Filter the data for "Indian" and copy matching lines.

━━━━━━━━━━━━━━━━

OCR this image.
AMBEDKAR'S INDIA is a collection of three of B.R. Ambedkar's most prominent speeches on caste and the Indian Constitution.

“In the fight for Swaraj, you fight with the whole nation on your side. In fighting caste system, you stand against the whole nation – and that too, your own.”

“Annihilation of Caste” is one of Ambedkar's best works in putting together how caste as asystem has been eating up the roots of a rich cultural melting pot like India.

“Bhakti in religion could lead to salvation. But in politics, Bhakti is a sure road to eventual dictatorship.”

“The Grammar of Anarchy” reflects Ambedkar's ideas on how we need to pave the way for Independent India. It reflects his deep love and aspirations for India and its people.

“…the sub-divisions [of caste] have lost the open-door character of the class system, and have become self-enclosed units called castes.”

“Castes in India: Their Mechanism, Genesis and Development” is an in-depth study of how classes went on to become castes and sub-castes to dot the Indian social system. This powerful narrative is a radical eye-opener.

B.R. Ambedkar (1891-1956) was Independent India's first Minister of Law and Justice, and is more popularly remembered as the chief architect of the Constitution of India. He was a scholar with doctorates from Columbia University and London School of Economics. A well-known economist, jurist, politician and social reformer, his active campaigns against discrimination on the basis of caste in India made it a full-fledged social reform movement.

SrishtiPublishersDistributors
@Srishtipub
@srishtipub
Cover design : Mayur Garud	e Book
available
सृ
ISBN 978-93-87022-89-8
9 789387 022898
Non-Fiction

━━━━━━━━━━━━━━━━

§ OUTPUT FOR THIS TASK
AMBEDKAR'S INDIA is a collection of three of B.R. Ambedkar's most prominent speeches on caste and the Indian Constitution.
“Castes in India: Their Mechanism, Genesis and Development” is an in-depth study of how classes went on to become castes and sub-castes to dot the Indian social system. This powerful narrative is a radical eye-opener.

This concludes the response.